▸ STATED TASK
The data must be returned in full and exactly as given.

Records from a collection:
━━━

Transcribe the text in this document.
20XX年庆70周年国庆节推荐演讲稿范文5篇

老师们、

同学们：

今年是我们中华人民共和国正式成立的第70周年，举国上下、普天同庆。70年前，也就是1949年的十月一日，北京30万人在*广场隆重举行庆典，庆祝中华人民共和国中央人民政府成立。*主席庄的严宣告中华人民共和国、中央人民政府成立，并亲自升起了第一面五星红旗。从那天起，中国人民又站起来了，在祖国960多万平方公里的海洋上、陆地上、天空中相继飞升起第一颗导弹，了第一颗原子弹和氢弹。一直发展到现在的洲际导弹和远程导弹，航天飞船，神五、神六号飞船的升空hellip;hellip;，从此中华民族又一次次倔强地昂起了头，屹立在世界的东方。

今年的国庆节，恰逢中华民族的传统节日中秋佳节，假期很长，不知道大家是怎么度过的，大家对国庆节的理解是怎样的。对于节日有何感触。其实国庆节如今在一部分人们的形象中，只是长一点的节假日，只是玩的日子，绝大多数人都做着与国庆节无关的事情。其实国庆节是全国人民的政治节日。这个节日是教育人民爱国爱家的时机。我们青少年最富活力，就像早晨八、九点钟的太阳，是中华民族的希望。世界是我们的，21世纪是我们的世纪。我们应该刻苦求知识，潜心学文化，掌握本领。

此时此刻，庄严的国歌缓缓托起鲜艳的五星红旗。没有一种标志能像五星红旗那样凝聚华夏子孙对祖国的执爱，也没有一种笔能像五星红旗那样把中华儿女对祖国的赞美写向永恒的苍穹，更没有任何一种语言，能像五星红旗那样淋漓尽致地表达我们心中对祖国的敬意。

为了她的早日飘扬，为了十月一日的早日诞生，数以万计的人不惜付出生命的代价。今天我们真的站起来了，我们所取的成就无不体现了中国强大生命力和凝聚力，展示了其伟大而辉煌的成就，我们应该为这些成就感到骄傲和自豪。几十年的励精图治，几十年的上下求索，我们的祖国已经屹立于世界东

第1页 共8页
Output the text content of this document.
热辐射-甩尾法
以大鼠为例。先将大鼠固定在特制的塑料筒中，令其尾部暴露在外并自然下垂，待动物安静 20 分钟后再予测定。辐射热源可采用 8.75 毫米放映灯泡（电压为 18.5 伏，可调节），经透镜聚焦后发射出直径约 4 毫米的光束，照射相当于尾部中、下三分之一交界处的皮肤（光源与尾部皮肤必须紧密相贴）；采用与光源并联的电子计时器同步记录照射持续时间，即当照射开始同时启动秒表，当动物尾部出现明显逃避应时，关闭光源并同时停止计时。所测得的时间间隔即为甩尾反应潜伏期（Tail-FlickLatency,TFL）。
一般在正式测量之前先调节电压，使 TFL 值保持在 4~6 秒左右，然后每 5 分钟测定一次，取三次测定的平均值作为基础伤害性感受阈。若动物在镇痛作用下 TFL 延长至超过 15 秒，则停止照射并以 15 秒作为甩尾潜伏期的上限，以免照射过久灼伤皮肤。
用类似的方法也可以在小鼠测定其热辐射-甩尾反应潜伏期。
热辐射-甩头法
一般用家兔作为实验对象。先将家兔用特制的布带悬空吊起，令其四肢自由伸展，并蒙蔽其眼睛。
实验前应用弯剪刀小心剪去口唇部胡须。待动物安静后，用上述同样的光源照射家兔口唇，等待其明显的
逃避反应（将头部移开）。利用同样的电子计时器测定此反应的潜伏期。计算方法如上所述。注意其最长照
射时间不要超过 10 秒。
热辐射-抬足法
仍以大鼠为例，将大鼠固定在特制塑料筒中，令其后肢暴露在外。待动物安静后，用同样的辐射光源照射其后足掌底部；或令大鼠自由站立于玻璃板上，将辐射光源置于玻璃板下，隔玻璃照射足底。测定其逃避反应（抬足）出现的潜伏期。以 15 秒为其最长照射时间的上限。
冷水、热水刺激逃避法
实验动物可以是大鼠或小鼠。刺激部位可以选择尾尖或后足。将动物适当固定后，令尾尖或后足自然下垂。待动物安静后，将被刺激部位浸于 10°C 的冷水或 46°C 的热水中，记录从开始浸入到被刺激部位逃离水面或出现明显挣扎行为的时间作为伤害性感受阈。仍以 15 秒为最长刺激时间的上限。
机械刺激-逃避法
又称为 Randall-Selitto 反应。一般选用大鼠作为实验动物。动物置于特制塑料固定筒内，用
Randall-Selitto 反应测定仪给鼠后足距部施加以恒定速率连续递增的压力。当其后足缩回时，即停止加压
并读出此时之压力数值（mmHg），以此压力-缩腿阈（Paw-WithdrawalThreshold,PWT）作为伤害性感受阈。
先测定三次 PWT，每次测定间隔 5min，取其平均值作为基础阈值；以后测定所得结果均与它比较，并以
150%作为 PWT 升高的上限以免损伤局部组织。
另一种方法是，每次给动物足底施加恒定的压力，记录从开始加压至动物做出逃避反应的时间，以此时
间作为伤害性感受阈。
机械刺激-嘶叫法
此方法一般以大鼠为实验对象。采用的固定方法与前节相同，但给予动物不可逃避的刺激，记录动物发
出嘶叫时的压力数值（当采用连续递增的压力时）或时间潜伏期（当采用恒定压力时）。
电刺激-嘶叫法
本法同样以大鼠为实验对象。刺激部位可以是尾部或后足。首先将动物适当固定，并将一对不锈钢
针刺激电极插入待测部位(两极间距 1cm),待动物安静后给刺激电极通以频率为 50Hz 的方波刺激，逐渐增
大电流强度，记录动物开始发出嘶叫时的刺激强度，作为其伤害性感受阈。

━━━

▸ SOLUTION FOR THIS PROBLEM
Transcribe the text in this document.
20XX年庆70周年国庆节推荐演讲稿范文5篇

老师们、

同学们：

今年是我们中华人民共和国正式成立的第70周年，举国上下、普天同庆。70年前，也就是1949年的十月一日，北京30万人在*广场隆重举行庆典，庆祝中华人民共和国中央人民政府成立。*主席庄的严宣告中华人民共和国、中央人民政府成立，并亲自升起了第一面五星红旗。从那天起，中国人民又站起来了，在祖国960多万平方公里的海洋上、陆地上、天空中相继飞升起第一颗导弹，了第一颗原子弹和氢弹。一直发展到现在的洲际导弹和远程导弹，航天飞船，神五、神六号飞船的升空hellip;hellip;，从此中华民族又一次次倔强地昂起了头，屹立在世界的东方。

今年的国庆节，恰逢中华民族的传统节日中秋佳节，假期很长，不知道大家是怎么度过的，大家对国庆节的理解是怎样的。对于节日有何感触。其实国庆节如今在一部分人们的形象中，只是长一点的节假日，只是玩的日子，绝大多数人都做着与国庆节无关的事情。其实国庆节是全国人民的政治节日。这个节日是教育人民爱国爱家的时机。我们青少年最富活力，就像早晨八、九点钟的太阳，是中华民族的希望。世界是我们的，21世纪是我们的世纪。我们应该刻苦求知识，潜心学文化，掌握本领。

此时此刻，庄严的国歌缓缓托起鲜艳的五星红旗。没有一种标志能像五星红旗那样凝聚华夏子孙对祖国的执爱，也没有一种笔能像五星红旗那样把中华儿女对祖国的赞美写向永恒的苍穹，更没有任何一种语言，能像五星红旗那样淋漓尽致地表达我们心中对祖国的敬意。

为了她的早日飘扬，为了十月一日的早日诞生，数以万计的人不惜付出生命的代价。今天我们真的站起来了，我们所取的成就无不体现了中国强大生命力和凝聚力，展示了其伟大而辉煌的成就，我们应该为这些成就感到骄傲和自豪。几十年的励精图治，几十年的上下求索，我们的祖国已经屹立于世界东

第1页 共8页
Output the text content of this document.
热辐射-甩尾法
以大鼠为例。先将大鼠固定在特制的塑料筒中，令其尾部暴露在外并自然下垂，待动物安静 20 分钟后再予测定。辐射热源可采用 8.75 毫米放映灯泡（电压为 18.5 伏，可调节），经透镜聚焦后发射出直径约 4 毫米的光束，照射相当于尾部中、下三分之一交界处的皮肤（光源与尾部皮肤必须紧密相贴）；采用与光源并联的电子计时器同步记录照射持续时间，即当照射开始同时启动秒表，当动物尾部出现明显逃避应时，关闭光源并同时停止计时。所测得的时间间隔即为甩尾反应潜伏期（Tail-FlickLatency,TFL）。
一般在正式测量之前先调节电压，使 TFL 值保持在 4~6 秒左右，然后每 5 分钟测定一次，取三次测定的平均值作为基础伤害性感受阈。若动物在镇痛作用下 TFL 延长至超过 15 秒，则停止照射并以 15 秒作为甩尾潜伏期的上限，以免照射过久灼伤皮肤。
用类似的方法也可以在小鼠测定其热辐射-甩尾反应潜伏期。
热辐射-甩头法
一般用家兔作为实验对象。先将家兔用特制的布带悬空吊起，令其四肢自由伸展，并蒙蔽其眼睛。
实验前应用弯剪刀小心剪去口唇部胡须。待动物安静后，用上述同样的光源照射家兔口唇，等待其明显的
逃避反应（将头部移开）。利用同样的电子计时器测定此反应的潜伏期。计算方法如上所述。注意其最长照
射时间不要超过 10 秒。
热辐射-抬足法
仍以大鼠为例，将大鼠固定在特制塑料筒中，令其后肢暴露在外。待动物安静后，用同样的辐射光源照射其后足掌底部；或令大鼠自由站立于玻璃板上，将辐射光源置于玻璃板下，隔玻璃照射足底。测定其逃避反应（抬足）出现的潜伏期。以 15 秒为其最长照射时间的上限。
冷水、热水刺激逃避法
实验动物可以是大鼠或小鼠。刺激部位可以选择尾尖或后足。将动物适当固定后，令尾尖或后足自然下垂。待动物安静后，将被刺激部位浸于 10°C 的冷水或 46°C 的热水中，记录从开始浸入到被刺激部位逃离水面或出现明显挣扎行为的时间作为伤害性感受阈。仍以 15 秒为最长刺激时间的上限。
机械刺激-逃避法
又称为 Randall-Selitto 反应。一般选用大鼠作为实验动物。动物置于特制塑料固定筒内，用
Randall-Selitto 反应测定仪给鼠后足距部施加以恒定速率连续递增的压力。当其后足缩回时，即停止加压
并读出此时之压力数值（mmHg），以此压力-缩腿阈（Paw-WithdrawalThreshold,PWT）作为伤害性感受阈。
先测定三次 PWT，每次测定间隔 5min，取其平均值作为基础阈值；以后测定所得结果均与它比较，并以
150%作为 PWT 升高的上限以免损伤局部组织。
另一种方法是，每次给动物足底施加恒定的压力，记录从开始加压至动物做出逃避反应的时间，以此时
间作为伤害性感受阈。
机械刺激-嘶叫法
此方法一般以大鼠为实验对象。采用的固定方法与前节相同，但给予动物不可逃避的刺激，记录动物发
出嘶叫时的压力数值（当采用连续递增的压力时）或时间潜伏期（当采用恒定压力时）。
电刺激-嘶叫法
本法同样以大鼠为实验对象。刺激部位可以是尾部或后足。首先将动物适当固定，并将一对不锈钢
针刺激电极插入待测部位(两极间距 1cm),待动物安静后给刺激电极通以频率为 50Hz 的方波刺激，逐渐增
大电流强度，记录动物开始发出嘶叫时的刺激强度，作为其伤害性感受阈。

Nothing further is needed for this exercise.